> _Written request_:
Return every record exactly as written.

> _Stored records_:
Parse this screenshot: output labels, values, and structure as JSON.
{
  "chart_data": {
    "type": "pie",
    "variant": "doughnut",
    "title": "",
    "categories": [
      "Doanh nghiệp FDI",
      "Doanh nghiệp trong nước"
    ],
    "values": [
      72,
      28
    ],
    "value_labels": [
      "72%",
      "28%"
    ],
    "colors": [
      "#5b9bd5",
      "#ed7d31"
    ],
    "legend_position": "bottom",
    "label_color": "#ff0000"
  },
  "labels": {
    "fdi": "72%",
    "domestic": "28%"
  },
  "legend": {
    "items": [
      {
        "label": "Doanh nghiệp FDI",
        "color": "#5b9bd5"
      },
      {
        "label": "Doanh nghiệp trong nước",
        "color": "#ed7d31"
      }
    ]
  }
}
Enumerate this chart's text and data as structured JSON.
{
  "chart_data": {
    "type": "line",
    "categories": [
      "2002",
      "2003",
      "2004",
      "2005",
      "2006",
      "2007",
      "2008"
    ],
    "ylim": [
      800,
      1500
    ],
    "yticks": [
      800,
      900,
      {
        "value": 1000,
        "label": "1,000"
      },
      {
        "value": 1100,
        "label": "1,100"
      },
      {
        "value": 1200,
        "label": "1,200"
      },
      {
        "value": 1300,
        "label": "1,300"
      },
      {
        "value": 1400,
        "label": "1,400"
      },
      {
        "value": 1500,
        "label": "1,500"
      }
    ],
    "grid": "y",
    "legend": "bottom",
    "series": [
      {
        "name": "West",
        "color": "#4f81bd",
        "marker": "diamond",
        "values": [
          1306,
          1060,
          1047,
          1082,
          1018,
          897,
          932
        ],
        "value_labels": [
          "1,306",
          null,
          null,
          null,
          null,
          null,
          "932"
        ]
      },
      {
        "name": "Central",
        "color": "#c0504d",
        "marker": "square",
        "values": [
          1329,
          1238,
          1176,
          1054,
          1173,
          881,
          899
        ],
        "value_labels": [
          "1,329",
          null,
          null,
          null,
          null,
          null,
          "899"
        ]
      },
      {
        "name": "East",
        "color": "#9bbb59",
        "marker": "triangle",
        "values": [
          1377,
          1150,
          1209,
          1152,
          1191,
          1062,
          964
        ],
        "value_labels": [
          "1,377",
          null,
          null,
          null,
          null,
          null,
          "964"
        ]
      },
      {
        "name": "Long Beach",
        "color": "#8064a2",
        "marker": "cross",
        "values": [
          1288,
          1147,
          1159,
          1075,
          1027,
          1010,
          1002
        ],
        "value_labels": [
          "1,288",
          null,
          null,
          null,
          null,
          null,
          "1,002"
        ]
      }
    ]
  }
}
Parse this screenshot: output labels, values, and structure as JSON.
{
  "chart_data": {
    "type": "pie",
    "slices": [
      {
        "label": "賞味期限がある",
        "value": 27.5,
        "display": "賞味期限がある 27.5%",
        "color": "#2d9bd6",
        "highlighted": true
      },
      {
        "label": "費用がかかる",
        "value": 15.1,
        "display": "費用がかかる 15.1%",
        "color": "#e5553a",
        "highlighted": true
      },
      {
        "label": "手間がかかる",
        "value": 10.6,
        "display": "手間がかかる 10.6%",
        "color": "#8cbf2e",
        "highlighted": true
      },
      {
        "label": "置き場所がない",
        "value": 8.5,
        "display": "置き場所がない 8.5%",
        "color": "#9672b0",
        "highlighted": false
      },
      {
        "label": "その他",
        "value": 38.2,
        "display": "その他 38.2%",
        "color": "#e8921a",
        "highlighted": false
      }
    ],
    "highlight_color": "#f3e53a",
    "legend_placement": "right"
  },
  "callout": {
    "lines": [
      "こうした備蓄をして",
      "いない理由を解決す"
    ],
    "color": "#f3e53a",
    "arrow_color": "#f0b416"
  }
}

> _Full answer_:
Parse this screenshot: output labels, values, and structure as JSON.
{
  "chart_data": {
    "type": "pie",
    "variant": "doughnut",
    "title": "",
    "categories": [
      "Doanh nghiệp FDI",
      "Doanh nghiệp trong nước"
    ],
    "values": [
      72,
      28
    ],
    "value_labels": [
      "72%",
      "28%"
    ],
    "colors": [
      "#5b9bd5",
      "#ed7d31"
    ],
    "legend_position": "bottom",
    "label_color": "#ff0000"
  },
  "labels": {
    "fdi": "72%",
    "domestic": "28%"
  },
  "legend": {
    "items": [
      {
        "label": "Doanh nghiệp FDI",
        "color": "#5b9bd5"
      },
      {
        "label": "Doanh nghiệp trong nước",
        "color": "#ed7d31"
      }
    ]
  }
}
Enumerate this chart's text and data as structured JSON.
{
  "chart_data": {
    "type": "line",
    "categories": [
      "2002",
      "2003",
      "2004",
      "2005",
      "2006",
      "2007",
      "2008"
    ],
    "ylim": [
      800,
      1500
    ],
    "yticks": [
      800,
      900,
      {
        "value": 1000,
        "label": "1,000"
      },
      {
        "value": 1100,
        "label": "1,100"
      },
      {
        "value": 1200,
        "label": "1,200"
      },
      {
        "value": 1300,
        "label": "1,300"
      },
      {
        "value": 1400,
        "label": "1,400"
      },
      {
        "value": 1500,
        "label": "1,500"
      }
    ],
    "grid": "y",
    "legend": "bottom",
    "series": [
      {
        "name": "West",
        "color": "#4f81bd",
        "marker": "diamond",
        "values": [
          1306,
          1060,
          1047,
          1082,
          1018,
          897,
          932
        ],
        "value_labels": [
          "1,306",
          null,
          null,
          null,
          null,
          null,
          "932"
        ]
      },
      {
        "name": "Central",
        "color": "#c0504d",
        "marker": "square",
        "values": [
          1329,
          1238,
          1176,
          1054,
          1173,
          881,
          899
        ],
        "value_labels": [
          "1,329",
          null,
          null,
          null,
          null,
          null,
          "899"
        ]
      },
      {
        "name": "East",
        "color": "#9bbb59",
        "marker": "triangle",
        "values": [
          1377,
          1150,
          1209,
          1152,
          1191,
          1062,
          964
        ],
        "value_labels": [
          "1,377",
          null,
          null,
          null,
          null,
          null,
          "964"
        ]
      },
      {
        "name": "Long Beach",
        "color": "#8064a2",
        "marker": "cross",
        "values": [
          1288,
          1147,
          1159,
          1075,
          1027,
          1010,
          1002
        ],
        "value_labels": [
          "1,288",
          null,
          null,
          null,
          null,
          null,
          "1,002"
        ]
      }
    ]
  }
}
Parse this screenshot: output labels, values, and structure as JSON.
{
  "chart_data": {
    "type": "pie",
    "slices": [
      {
        "label": "賞味期限がある",
        "value": 27.5,
        "display": "賞味期限がある 27.5%",
        "color": "#2d9bd6",
        "highlighted": true
      },
      {
        "label": "費用がかかる",
        "value": 15.1,
        "display": "費用がかかる 15.1%",
        "color": "#e5553a",
        "highlighted": true
      },
      {
        "label": "手間がかかる",
        "value": 10.6,
        "display": "手間がかかる 10.6%",
        "color": "#8cbf2e",
        "highlighted": true
      },
      {
        "label": "置き場所がない",
        "value": 8.5,
        "display": "置き場所がない 8.5%",
        "color": "#9672b0",
        "highlighted": false
      },
      {
        "label": "その他",
        "value": 38.2,
        "display": "その他 38.2%",
        "color": "#e8921a",
        "highlighted": false
      }
    ],
    "highlight_color": "#f3e53a",
    "legend_placement": "right"
  },
  "callout": {
    "lines": [
      "こうした備蓄をして",
      "いない理由を解決す"
    ],
    "color": "#f3e53a",
    "arrow_color": "#f0b416"
  }
}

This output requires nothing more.